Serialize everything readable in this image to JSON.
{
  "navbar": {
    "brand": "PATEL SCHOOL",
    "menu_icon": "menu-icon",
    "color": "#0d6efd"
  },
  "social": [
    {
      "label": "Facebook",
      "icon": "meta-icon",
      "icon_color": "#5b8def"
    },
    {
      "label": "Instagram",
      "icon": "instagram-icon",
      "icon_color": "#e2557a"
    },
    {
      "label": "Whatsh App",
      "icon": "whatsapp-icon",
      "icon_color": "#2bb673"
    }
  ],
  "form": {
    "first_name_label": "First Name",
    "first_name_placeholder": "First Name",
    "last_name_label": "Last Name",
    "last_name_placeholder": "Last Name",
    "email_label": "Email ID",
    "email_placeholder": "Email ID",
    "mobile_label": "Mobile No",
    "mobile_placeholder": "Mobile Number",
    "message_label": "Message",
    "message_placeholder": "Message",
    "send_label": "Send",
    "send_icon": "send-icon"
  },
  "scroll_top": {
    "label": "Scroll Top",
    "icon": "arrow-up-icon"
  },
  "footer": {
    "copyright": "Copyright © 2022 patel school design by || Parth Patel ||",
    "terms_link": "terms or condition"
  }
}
------------------------------------------------------------------------
Challenge: Repeat every record exactly as written, please.

Full output:
Serialize everything readable in this image to JSON.
{
  "navbar": {
    "brand": "PATEL SCHOOL",
    "menu_icon": "menu-icon",
    "color": "#0d6efd"
  },
  "social": [
    {
      "label": "Facebook",
      "icon": "meta-icon",
      "icon_color": "#5b8def"
    },
    {
      "label": "Instagram",
      "icon": "instagram-icon",
      "icon_color": "#e2557a"
    },
    {
      "label": "Whatsh App",
      "icon": "whatsapp-icon",
      "icon_color": "#2bb673"
    }
  ],
  "form": {
    "first_name_label": "First Name",
    "first_name_placeholder": "First Name",
    "last_name_label": "Last Name",
    "last_name_placeholder": "Last Name",
    "email_label": "Email ID",
    "email_placeholder": "Email ID",
    "mobile_label": "Mobile No",
    "mobile_placeholder": "Mobile Number",
    "message_label": "Message",
    "message_placeholder": "Message",
    "send_label": "Send",
    "send_icon": "send-icon"
  },
  "scroll_top": {
    "label": "Scroll Top",
    "icon": "arrow-up-icon"
  },
  "footer": {
    "copyright": "Copyright © 2022 patel school design by || Parth Patel ||",
    "terms_link": "terms or condition"
  }
}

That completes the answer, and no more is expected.